Problem details: Output all records precisely as written.

Records to use:
★ ★ ★ ★
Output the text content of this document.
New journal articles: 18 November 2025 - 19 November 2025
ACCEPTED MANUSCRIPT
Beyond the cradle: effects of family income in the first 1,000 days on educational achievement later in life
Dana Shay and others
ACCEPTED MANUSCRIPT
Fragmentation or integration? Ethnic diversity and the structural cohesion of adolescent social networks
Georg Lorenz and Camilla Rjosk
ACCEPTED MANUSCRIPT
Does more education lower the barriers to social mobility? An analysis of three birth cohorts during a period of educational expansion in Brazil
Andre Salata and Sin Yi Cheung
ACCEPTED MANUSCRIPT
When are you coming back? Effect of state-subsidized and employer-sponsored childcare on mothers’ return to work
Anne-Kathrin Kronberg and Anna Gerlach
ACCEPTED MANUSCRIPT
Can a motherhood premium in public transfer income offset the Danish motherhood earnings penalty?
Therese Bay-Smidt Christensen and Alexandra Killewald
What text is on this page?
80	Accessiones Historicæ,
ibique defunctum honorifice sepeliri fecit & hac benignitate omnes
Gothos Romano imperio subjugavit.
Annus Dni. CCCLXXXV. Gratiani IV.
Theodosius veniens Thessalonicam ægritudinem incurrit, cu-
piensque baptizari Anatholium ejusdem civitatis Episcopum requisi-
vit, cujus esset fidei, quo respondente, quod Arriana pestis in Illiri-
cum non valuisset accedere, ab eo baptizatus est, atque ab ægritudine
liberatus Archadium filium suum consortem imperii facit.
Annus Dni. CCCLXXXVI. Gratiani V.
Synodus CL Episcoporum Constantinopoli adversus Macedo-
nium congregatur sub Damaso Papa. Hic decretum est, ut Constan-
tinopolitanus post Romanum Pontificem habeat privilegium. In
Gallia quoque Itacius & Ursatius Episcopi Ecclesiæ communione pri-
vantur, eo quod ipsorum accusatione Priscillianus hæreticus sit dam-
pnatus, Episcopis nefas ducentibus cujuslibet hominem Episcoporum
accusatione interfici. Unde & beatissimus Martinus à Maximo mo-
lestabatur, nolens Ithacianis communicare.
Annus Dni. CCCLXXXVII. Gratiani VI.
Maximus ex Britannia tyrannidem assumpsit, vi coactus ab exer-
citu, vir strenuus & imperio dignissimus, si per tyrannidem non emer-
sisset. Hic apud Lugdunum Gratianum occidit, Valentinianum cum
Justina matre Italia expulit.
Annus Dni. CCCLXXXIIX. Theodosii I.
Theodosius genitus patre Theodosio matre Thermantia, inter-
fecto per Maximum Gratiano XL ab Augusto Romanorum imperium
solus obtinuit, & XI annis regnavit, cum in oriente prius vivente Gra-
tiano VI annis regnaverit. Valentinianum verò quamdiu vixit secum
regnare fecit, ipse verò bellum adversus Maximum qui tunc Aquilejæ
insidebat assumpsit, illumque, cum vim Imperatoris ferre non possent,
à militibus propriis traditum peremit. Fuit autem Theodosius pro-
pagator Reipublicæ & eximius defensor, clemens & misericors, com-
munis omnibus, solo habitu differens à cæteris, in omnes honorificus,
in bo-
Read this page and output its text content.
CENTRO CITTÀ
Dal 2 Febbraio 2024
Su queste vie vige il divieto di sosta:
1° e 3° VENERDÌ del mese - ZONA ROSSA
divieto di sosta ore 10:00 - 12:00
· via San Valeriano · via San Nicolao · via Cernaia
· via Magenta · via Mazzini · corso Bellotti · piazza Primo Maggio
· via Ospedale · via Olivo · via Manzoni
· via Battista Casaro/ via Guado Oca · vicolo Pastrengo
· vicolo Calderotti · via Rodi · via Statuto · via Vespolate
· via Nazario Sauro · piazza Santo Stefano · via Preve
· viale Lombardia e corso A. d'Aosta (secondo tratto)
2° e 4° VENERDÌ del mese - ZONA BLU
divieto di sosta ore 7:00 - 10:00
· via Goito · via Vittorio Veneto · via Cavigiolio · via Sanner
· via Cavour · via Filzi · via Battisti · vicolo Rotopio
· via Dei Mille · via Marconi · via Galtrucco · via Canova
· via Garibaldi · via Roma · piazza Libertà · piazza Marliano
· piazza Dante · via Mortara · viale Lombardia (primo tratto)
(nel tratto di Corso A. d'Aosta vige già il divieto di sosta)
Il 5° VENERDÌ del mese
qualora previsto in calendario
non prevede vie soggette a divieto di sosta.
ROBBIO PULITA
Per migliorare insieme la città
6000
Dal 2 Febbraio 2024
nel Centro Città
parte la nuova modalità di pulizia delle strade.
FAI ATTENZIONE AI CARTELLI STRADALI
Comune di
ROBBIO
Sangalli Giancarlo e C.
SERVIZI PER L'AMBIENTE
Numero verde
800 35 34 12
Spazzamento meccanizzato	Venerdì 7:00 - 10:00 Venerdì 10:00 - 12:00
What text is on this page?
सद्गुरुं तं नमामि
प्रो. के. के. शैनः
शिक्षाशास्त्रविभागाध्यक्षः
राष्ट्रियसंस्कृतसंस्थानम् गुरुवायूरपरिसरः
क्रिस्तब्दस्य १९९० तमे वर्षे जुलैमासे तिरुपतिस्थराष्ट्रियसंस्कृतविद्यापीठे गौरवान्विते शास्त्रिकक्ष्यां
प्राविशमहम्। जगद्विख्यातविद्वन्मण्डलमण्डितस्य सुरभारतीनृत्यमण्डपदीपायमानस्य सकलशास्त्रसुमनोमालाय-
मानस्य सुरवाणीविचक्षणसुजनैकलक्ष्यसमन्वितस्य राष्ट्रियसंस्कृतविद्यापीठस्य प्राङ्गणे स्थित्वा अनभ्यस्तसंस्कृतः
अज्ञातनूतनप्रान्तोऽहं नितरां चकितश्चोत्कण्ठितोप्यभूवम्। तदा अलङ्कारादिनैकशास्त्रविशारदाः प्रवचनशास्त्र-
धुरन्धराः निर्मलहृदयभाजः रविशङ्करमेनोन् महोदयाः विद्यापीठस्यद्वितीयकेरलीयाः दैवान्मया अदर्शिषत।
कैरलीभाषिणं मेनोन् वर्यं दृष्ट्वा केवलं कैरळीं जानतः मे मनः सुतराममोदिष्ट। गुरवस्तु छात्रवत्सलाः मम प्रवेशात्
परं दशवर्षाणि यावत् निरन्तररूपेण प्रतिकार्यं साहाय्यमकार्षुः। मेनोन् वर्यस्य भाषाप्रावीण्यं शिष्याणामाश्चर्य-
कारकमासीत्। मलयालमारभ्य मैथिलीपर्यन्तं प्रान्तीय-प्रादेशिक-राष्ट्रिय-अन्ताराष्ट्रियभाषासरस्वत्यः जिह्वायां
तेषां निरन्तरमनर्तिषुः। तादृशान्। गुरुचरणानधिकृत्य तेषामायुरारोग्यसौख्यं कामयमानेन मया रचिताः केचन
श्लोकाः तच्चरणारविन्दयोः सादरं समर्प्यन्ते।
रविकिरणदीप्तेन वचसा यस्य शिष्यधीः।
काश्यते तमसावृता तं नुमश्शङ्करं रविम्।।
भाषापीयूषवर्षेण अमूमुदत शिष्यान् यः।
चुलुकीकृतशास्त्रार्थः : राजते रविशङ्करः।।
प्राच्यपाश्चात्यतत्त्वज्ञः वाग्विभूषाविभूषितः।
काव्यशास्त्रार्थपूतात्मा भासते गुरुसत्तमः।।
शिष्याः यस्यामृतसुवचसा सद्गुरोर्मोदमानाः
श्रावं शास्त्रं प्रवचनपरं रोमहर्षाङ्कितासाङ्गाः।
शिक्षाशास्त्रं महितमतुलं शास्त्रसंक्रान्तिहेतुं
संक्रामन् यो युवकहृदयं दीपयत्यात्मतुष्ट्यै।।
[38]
★ ★ ★ ★
Worked answer:
Output the text content of this document.
New journal articles: 18 November 2025 - 19 November 2025
ACCEPTED MANUSCRIPT
Beyond the cradle: effects of family income in the first 1,000 days on educational achievement later in life
Dana Shay and others
ACCEPTED MANUSCRIPT
Fragmentation or integration? Ethnic diversity and the structural cohesion of adolescent social networks
Georg Lorenz and Camilla Rjosk
ACCEPTED MANUSCRIPT
Does more education lower the barriers to social mobility? An analysis of three birth cohorts during a period of educational expansion in Brazil
Andre Salata and Sin Yi Cheung
ACCEPTED MANUSCRIPT
When are you coming back? Effect of state-subsidized and employer-sponsored childcare on mothers’ return to work
Anne-Kathrin Kronberg and Anna Gerlach
ACCEPTED MANUSCRIPT
Can a motherhood premium in public transfer income offset the Danish motherhood earnings penalty?
Therese Bay-Smidt Christensen and Alexandra Killewald
What text is on this page?
80	Accessiones Historicæ,
ibique defunctum honorifice sepeliri fecit & hac benignitate omnes
Gothos Romano imperio subjugavit.
Annus Dni. CCCLXXXV. Gratiani IV.
Theodosius veniens Thessalonicam ægritudinem incurrit, cu-
piensque baptizari Anatholium ejusdem civitatis Episcopum requisi-
vit, cujus esset fidei, quo respondente, quod Arriana pestis in Illiri-
cum non valuisset accedere, ab eo baptizatus est, atque ab ægritudine
liberatus Archadium filium suum consortem imperii facit.
Annus Dni. CCCLXXXVI. Gratiani V.
Synodus CL Episcoporum Constantinopoli adversus Macedo-
nium congregatur sub Damaso Papa. Hic decretum est, ut Constan-
tinopolitanus post Romanum Pontificem habeat privilegium. In
Gallia quoque Itacius & Ursatius Episcopi Ecclesiæ communione pri-
vantur, eo quod ipsorum accusatione Priscillianus hæreticus sit dam-
pnatus, Episcopis nefas ducentibus cujuslibet hominem Episcoporum
accusatione interfici. Unde & beatissimus Martinus à Maximo mo-
lestabatur, nolens Ithacianis communicare.
Annus Dni. CCCLXXXVII. Gratiani VI.
Maximus ex Britannia tyrannidem assumpsit, vi coactus ab exer-
citu, vir strenuus & imperio dignissimus, si per tyrannidem non emer-
sisset. Hic apud Lugdunum Gratianum occidit, Valentinianum cum
Justina matre Italia expulit.
Annus Dni. CCCLXXXIIX. Theodosii I.
Theodosius genitus patre Theodosio matre Thermantia, inter-
fecto per Maximum Gratiano XL ab Augusto Romanorum imperium
solus obtinuit, & XI annis regnavit, cum in oriente prius vivente Gra-
tiano VI annis regnaverit. Valentinianum verò quamdiu vixit secum
regnare fecit, ipse verò bellum adversus Maximum qui tunc Aquilejæ
insidebat assumpsit, illumque, cum vim Imperatoris ferre non possent,
à militibus propriis traditum peremit. Fuit autem Theodosius pro-
pagator Reipublicæ & eximius defensor, clemens & misericors, com-
munis omnibus, solo habitu differens à cæteris, in omnes honorificus,
in bo-
Read this page and output its text content.
CENTRO CITTÀ
Dal 2 Febbraio 2024
Su queste vie vige il divieto di sosta:
1° e 3° VENERDÌ del mese - ZONA ROSSA
divieto di sosta ore 10:00 - 12:00
· via San Valeriano · via San Nicolao · via Cernaia
· via Magenta · via Mazzini · corso Bellotti · piazza Primo Maggio
· via Ospedale · via Olivo · via Manzoni
· via Battista Casaro/ via Guado Oca · vicolo Pastrengo
· vicolo Calderotti · via Rodi · via Statuto · via Vespolate
· via Nazario Sauro · piazza Santo Stefano · via Preve
· viale Lombardia e corso A. d'Aosta (secondo tratto)
2° e 4° VENERDÌ del mese - ZONA BLU
divieto di sosta ore 7:00 - 10:00
· via Goito · via Vittorio Veneto · via Cavigiolio · via Sanner
· via Cavour · via Filzi · via Battisti · vicolo Rotopio
· via Dei Mille · via Marconi · via Galtrucco · via Canova
· via Garibaldi · via Roma · piazza Libertà · piazza Marliano
· piazza Dante · via Mortara · viale Lombardia (primo tratto)
(nel tratto di Corso A. d'Aosta vige già il divieto di sosta)
Il 5° VENERDÌ del mese
qualora previsto in calendario
non prevede vie soggette a divieto di sosta.
ROBBIO PULITA
Per migliorare insieme la città
6000
Dal 2 Febbraio 2024
nel Centro Città
parte la nuova modalità di pulizia delle strade.
FAI ATTENZIONE AI CARTELLI STRADALI
Comune di
ROBBIO
Sangalli Giancarlo e C.
SERVIZI PER L'AMBIENTE
Numero verde
800 35 34 12
Spazzamento meccanizzato	Venerdì 7:00 - 10:00 Venerdì 10:00 - 12:00
What text is on this page?
सद्गुरुं तं नमामि
प्रो. के. के. शैनः
शिक्षाशास्त्रविभागाध्यक्षः
राष्ट्रियसंस्कृतसंस्थानम् गुरुवायूरपरिसरः
क्रिस्तब्दस्य १९९० तमे वर्षे जुलैमासे तिरुपतिस्थराष्ट्रियसंस्कृतविद्यापीठे गौरवान्विते शास्त्रिकक्ष्यां
प्राविशमहम्। जगद्विख्यातविद्वन्मण्डलमण्डितस्य सुरभारतीनृत्यमण्डपदीपायमानस्य सकलशास्त्रसुमनोमालाय-
मानस्य सुरवाणीविचक्षणसुजनैकलक्ष्यसमन्वितस्य राष्ट्रियसंस्कृतविद्यापीठस्य प्राङ्गणे स्थित्वा अनभ्यस्तसंस्कृतः
अज्ञातनूतनप्रान्तोऽहं नितरां चकितश्चोत्कण्ठितोप्यभूवम्। तदा अलङ्कारादिनैकशास्त्रविशारदाः प्रवचनशास्त्र-
धुरन्धराः निर्मलहृदयभाजः रविशङ्करमेनोन् महोदयाः विद्यापीठस्यद्वितीयकेरलीयाः दैवान्मया अदर्शिषत।
कैरलीभाषिणं मेनोन् वर्यं दृष्ट्वा केवलं कैरळीं जानतः मे मनः सुतराममोदिष्ट। गुरवस्तु छात्रवत्सलाः मम प्रवेशात्
परं दशवर्षाणि यावत् निरन्तररूपेण प्रतिकार्यं साहाय्यमकार्षुः। मेनोन् वर्यस्य भाषाप्रावीण्यं शिष्याणामाश्चर्य-
कारकमासीत्। मलयालमारभ्य मैथिलीपर्यन्तं प्रान्तीय-प्रादेशिक-राष्ट्रिय-अन्ताराष्ट्रियभाषासरस्वत्यः जिह्वायां
तेषां निरन्तरमनर्तिषुः। तादृशान्। गुरुचरणानधिकृत्य तेषामायुरारोग्यसौख्यं कामयमानेन मया रचिताः केचन
श्लोकाः तच्चरणारविन्दयोः सादरं समर्प्यन्ते।
रविकिरणदीप्तेन वचसा यस्य शिष्यधीः।
काश्यते तमसावृता तं नुमश्शङ्करं रविम्।।
भाषापीयूषवर्षेण अमूमुदत शिष्यान् यः।
चुलुकीकृतशास्त्रार्थः : राजते रविशङ्करः।।
प्राच्यपाश्चात्यतत्त्वज्ञः वाग्विभूषाविभूषितः।
काव्यशास्त्रार्थपूतात्मा भासते गुरुसत्तमः।।
शिष्याः यस्यामृतसुवचसा सद्गुरोर्मोदमानाः
श्रावं शास्त्रं प्रवचनपरं रोमहर्षाङ्कितासाङ्गाः।
शिक्षाशास्त्रं महितमतुलं शास्त्रसंक्रान्तिहेतुं
संक्रामन् यो युवकहृदयं दीपयत्यात्मतुष्ट्यै।।
[38]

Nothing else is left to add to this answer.